RAW DATA:
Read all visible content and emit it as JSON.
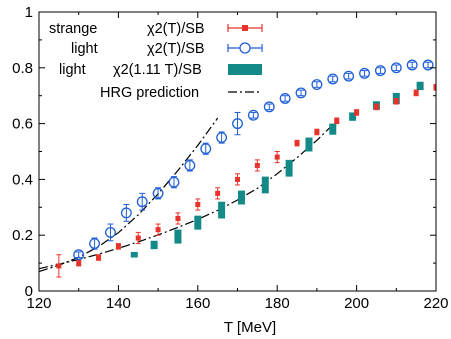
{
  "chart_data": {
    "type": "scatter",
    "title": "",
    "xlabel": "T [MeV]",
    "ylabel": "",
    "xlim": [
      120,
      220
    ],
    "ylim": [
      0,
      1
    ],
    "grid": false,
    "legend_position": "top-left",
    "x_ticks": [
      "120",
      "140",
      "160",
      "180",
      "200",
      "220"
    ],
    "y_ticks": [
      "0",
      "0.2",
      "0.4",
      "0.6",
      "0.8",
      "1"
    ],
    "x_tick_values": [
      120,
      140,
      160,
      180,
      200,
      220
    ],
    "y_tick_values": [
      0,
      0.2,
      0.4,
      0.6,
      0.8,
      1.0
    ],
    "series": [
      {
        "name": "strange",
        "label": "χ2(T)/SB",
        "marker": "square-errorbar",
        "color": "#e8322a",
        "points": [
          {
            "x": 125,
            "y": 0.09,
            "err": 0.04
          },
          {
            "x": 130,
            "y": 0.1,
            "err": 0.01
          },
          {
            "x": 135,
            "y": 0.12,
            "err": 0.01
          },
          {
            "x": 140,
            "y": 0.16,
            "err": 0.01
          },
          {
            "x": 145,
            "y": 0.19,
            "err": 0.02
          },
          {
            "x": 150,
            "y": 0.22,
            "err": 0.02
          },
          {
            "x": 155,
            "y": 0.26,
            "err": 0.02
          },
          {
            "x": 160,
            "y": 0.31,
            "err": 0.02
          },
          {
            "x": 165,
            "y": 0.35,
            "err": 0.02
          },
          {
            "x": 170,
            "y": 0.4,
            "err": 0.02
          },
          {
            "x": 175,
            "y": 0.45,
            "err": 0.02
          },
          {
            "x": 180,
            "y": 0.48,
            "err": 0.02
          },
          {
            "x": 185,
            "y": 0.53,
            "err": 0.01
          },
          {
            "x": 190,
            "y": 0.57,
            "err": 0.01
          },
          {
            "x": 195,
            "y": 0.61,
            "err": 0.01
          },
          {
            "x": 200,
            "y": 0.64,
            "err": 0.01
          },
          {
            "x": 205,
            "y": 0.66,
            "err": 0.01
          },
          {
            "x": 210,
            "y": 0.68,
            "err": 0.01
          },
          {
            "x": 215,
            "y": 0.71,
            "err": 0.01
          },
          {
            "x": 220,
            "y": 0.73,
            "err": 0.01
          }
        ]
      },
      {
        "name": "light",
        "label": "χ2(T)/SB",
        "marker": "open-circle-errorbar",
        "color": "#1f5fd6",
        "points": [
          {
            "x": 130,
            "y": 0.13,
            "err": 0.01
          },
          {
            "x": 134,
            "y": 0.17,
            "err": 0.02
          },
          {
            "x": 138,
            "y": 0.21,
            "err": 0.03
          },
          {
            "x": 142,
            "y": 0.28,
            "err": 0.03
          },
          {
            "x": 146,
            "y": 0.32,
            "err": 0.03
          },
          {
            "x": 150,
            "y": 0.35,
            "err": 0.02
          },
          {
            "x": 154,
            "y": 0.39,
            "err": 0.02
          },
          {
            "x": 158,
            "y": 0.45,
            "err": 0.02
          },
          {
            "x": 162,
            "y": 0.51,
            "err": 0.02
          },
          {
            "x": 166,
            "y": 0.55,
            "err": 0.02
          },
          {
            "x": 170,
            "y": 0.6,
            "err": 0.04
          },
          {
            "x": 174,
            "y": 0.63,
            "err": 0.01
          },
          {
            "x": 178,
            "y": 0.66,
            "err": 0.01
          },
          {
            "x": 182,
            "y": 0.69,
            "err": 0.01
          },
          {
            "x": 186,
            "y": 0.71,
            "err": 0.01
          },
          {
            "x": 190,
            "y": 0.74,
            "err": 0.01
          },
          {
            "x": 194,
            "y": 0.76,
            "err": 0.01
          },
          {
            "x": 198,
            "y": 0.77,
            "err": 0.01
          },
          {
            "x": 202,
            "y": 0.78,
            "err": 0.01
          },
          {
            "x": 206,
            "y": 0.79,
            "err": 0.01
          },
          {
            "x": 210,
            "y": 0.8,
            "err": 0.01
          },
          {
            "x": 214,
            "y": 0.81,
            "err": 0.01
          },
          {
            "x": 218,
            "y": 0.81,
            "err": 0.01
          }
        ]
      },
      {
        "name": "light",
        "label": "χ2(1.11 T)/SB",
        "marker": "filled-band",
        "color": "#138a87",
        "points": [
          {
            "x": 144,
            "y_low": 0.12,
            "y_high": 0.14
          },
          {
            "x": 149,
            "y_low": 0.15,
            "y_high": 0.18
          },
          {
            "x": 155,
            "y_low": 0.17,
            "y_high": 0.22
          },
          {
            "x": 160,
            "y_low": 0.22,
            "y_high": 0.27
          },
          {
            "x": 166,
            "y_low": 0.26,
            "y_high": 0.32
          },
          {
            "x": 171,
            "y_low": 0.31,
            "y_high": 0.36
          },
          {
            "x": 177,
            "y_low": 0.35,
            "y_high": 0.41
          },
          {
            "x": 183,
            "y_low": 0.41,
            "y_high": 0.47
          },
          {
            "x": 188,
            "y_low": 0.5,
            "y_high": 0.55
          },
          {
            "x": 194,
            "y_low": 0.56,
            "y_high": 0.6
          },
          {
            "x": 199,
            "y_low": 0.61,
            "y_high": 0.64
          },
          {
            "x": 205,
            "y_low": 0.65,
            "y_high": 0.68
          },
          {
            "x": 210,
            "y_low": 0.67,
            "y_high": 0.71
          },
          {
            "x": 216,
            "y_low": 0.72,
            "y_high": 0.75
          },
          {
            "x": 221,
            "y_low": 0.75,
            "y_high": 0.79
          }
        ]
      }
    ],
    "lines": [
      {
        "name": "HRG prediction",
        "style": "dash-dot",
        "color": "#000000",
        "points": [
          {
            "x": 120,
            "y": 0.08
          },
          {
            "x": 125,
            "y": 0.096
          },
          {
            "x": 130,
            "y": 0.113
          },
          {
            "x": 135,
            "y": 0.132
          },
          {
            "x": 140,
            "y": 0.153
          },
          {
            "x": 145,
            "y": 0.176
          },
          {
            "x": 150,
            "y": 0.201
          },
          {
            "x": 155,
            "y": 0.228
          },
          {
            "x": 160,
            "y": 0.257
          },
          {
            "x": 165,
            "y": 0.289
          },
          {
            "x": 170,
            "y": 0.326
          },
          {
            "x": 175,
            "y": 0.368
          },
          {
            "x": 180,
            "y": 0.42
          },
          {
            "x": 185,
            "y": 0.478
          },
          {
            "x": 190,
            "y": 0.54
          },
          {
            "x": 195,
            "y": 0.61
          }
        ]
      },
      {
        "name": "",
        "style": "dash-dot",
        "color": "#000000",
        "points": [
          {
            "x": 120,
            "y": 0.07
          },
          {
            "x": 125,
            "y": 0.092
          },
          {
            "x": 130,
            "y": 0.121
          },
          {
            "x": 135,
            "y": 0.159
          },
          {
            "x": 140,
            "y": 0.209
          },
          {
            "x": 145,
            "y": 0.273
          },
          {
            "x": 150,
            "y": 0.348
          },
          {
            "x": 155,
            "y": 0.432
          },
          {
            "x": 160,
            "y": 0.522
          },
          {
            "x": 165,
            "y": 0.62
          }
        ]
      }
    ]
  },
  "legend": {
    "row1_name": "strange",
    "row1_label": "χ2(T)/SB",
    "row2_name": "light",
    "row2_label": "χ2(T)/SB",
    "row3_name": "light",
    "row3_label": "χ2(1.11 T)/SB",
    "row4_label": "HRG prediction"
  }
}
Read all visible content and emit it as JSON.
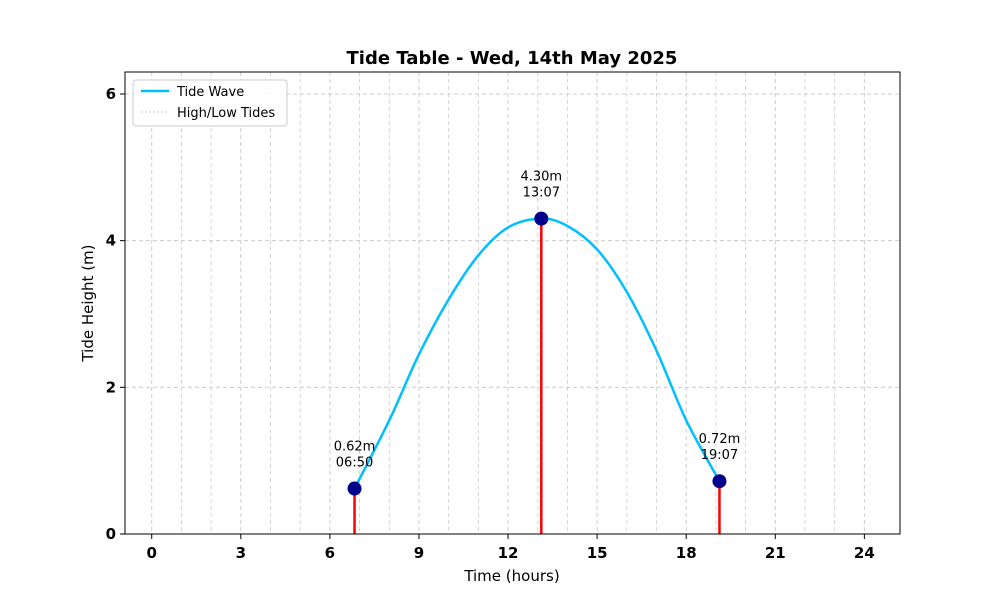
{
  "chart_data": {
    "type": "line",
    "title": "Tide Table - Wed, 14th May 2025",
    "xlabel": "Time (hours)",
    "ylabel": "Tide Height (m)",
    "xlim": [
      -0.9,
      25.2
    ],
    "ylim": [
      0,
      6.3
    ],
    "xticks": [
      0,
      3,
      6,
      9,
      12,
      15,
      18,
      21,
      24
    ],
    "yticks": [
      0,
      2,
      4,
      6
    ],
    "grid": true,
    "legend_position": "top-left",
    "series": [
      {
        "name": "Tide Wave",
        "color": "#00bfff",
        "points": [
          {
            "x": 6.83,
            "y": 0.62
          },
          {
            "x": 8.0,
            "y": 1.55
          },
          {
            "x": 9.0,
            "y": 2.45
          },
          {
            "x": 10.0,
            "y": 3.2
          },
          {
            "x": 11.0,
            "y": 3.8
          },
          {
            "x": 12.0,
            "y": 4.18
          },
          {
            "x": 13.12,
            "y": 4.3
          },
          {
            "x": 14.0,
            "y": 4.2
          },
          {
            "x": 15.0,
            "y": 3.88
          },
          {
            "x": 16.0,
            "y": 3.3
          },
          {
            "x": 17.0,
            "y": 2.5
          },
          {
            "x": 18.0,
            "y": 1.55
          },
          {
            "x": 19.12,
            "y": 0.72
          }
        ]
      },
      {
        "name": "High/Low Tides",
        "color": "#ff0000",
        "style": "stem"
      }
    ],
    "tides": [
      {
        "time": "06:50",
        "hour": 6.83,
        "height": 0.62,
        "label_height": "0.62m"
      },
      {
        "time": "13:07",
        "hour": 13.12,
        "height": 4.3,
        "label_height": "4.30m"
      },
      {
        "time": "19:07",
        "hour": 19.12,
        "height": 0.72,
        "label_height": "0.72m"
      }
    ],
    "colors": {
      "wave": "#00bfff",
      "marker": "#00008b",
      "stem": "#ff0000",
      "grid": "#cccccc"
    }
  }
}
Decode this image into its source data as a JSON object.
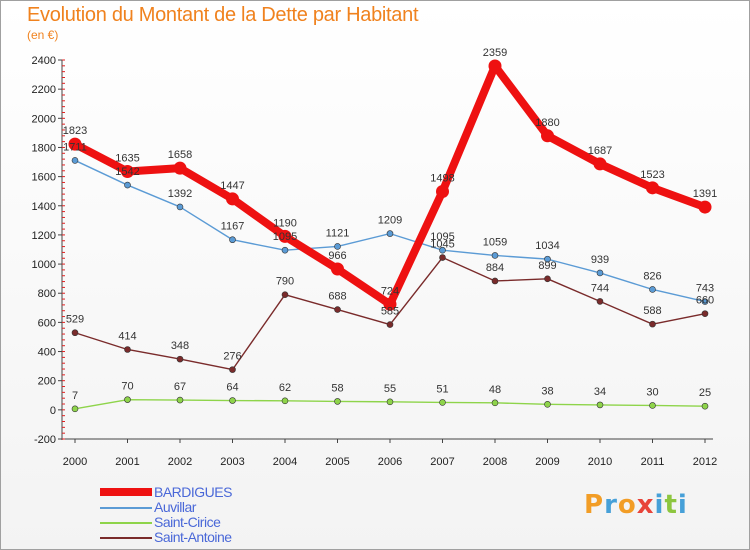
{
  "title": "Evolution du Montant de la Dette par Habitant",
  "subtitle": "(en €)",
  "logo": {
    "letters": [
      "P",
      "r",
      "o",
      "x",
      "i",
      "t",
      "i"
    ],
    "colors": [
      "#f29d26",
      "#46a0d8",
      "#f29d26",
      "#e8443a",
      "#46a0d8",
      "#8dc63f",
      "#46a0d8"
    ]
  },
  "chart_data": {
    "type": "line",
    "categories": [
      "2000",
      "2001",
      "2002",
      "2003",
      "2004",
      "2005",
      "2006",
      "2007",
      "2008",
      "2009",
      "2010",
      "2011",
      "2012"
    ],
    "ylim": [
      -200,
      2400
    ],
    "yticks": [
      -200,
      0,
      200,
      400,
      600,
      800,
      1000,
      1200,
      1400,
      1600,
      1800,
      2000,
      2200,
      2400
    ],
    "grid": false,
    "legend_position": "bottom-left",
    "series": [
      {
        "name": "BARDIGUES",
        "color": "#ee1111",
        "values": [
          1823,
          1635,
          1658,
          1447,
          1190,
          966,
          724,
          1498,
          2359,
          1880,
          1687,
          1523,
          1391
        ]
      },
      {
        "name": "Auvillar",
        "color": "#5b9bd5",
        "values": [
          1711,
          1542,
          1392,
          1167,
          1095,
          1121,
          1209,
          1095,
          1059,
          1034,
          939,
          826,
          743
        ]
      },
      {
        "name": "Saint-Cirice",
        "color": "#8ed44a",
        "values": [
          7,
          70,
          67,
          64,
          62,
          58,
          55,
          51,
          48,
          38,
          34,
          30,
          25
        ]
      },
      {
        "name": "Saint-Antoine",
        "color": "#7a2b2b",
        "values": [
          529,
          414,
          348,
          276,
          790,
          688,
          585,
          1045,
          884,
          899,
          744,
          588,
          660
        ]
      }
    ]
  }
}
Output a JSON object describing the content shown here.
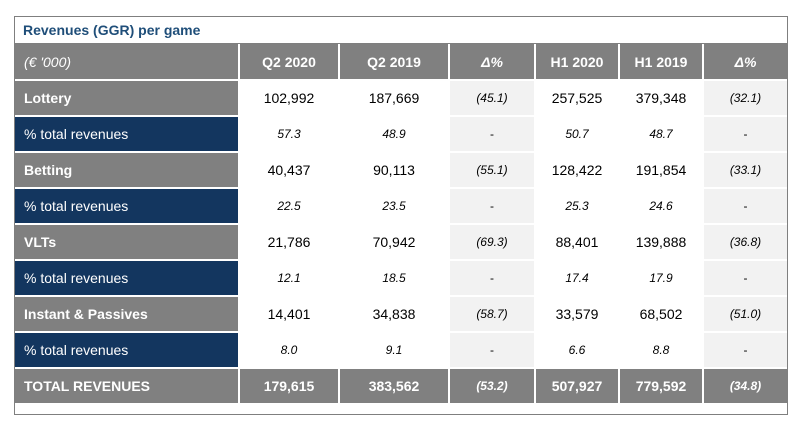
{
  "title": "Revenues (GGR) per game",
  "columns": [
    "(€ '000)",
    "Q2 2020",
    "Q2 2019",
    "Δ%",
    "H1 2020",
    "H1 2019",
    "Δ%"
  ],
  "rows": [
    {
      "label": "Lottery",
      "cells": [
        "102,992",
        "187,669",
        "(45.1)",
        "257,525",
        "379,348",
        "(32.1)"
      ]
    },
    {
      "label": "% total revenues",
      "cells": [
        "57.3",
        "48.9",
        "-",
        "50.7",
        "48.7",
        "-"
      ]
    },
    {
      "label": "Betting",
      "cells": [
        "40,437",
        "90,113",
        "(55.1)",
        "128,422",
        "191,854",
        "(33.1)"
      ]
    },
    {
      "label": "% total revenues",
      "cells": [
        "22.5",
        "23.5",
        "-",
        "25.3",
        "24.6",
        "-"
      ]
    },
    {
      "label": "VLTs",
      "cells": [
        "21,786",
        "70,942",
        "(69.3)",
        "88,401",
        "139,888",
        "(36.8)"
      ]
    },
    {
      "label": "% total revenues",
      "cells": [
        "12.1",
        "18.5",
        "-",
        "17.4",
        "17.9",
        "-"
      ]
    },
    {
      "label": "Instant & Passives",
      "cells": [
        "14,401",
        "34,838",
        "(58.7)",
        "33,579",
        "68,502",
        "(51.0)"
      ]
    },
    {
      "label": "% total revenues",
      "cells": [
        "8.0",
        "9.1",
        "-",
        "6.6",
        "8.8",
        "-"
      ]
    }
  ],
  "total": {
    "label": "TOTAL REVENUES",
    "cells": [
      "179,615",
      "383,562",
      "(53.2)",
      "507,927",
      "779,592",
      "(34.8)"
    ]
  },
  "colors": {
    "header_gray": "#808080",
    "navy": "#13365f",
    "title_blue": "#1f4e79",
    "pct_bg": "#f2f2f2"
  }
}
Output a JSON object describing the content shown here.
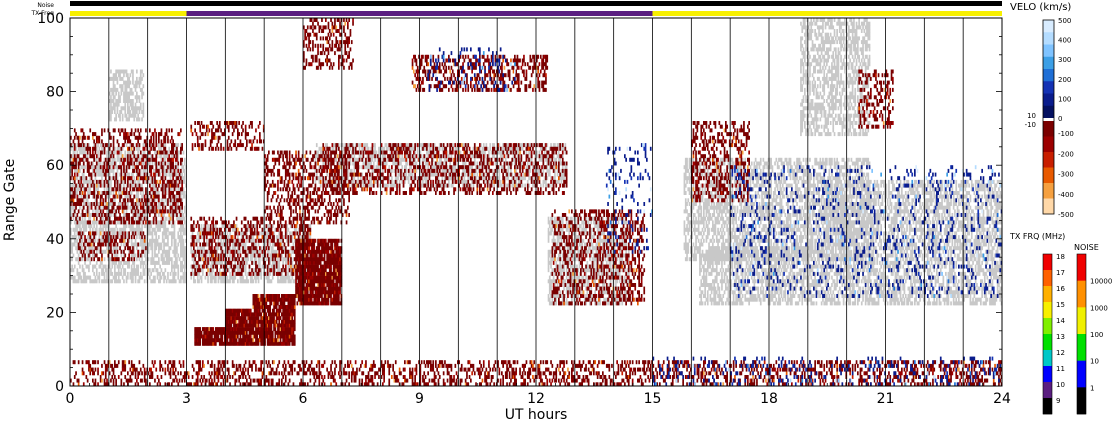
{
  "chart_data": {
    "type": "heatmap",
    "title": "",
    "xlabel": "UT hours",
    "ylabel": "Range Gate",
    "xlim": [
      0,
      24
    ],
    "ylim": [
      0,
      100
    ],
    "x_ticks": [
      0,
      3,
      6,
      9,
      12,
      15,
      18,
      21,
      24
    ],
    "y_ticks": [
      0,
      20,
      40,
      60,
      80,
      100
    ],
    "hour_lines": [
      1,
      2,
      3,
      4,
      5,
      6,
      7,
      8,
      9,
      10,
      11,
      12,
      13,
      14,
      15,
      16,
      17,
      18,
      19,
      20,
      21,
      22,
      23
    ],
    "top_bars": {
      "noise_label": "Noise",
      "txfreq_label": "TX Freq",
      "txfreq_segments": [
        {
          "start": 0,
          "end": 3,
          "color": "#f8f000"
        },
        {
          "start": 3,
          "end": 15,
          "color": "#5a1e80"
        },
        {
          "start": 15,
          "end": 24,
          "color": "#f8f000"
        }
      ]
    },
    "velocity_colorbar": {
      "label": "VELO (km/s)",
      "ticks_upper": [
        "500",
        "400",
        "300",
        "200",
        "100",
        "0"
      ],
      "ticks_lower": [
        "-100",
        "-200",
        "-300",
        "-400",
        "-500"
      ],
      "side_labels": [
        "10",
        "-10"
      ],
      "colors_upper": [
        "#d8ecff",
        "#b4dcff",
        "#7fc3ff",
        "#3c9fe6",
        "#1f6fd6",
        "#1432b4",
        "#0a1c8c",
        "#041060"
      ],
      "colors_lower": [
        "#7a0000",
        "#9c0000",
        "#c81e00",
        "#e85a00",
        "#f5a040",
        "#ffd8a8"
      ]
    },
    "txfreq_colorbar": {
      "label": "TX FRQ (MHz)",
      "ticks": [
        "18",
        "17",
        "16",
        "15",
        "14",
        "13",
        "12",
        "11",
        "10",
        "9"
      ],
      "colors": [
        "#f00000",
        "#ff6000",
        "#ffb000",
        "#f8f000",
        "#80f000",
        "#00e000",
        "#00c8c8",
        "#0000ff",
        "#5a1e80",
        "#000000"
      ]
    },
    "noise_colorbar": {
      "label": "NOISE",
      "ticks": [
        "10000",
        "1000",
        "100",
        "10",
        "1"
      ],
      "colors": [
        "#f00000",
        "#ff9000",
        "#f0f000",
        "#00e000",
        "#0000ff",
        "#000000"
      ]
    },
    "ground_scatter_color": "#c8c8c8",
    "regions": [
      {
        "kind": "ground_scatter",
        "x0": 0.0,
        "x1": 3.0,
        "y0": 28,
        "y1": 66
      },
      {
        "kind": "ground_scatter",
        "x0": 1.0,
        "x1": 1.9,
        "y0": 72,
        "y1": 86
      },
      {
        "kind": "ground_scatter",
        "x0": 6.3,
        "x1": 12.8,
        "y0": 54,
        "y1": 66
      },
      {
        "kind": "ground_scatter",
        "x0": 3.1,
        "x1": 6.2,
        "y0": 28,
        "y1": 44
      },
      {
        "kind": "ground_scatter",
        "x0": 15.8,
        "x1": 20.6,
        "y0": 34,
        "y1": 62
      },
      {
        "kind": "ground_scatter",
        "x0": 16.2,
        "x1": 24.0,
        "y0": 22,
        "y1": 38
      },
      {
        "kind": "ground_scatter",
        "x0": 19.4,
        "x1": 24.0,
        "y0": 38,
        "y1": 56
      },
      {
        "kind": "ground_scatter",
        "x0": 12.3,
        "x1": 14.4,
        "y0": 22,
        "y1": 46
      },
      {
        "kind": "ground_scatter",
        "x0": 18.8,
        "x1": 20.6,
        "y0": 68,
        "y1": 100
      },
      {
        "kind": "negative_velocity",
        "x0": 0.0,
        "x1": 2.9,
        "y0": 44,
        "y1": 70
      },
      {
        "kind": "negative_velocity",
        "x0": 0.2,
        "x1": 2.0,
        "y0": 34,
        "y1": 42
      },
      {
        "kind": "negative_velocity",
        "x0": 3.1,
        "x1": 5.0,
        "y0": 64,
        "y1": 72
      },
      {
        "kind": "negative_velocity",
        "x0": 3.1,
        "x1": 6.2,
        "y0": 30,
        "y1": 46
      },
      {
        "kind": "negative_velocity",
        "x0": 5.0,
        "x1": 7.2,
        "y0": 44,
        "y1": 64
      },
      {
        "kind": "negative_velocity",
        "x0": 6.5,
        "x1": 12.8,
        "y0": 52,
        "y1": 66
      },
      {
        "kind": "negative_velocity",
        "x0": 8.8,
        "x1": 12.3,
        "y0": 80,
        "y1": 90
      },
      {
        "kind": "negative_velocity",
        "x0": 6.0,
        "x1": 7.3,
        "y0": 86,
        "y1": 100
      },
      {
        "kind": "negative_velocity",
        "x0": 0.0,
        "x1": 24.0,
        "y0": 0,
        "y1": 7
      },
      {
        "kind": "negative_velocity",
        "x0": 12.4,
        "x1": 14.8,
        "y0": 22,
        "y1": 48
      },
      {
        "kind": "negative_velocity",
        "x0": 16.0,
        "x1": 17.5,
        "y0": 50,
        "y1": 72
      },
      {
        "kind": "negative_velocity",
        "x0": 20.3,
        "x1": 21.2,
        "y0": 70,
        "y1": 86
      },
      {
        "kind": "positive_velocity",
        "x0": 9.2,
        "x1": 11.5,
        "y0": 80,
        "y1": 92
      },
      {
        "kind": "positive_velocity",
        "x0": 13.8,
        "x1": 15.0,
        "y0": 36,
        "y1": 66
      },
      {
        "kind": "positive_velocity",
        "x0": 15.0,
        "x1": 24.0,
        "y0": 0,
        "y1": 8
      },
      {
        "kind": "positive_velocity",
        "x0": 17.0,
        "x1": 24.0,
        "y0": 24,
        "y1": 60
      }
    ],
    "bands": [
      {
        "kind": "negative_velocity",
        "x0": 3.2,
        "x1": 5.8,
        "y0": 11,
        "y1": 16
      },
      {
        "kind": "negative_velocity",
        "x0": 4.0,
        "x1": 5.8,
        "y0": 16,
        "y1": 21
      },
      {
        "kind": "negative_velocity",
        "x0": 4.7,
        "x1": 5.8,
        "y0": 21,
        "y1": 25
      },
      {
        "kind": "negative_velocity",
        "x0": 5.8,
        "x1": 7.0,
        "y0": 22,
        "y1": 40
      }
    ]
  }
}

INSTRUCTIONS TO FOLLOW: Take every line from the records above that has the word "type" and copy it.

EXPECTED ANSWER:
    "type": "scatter",
    "type": "line",
    "type": "line",
    "type": "heatmap",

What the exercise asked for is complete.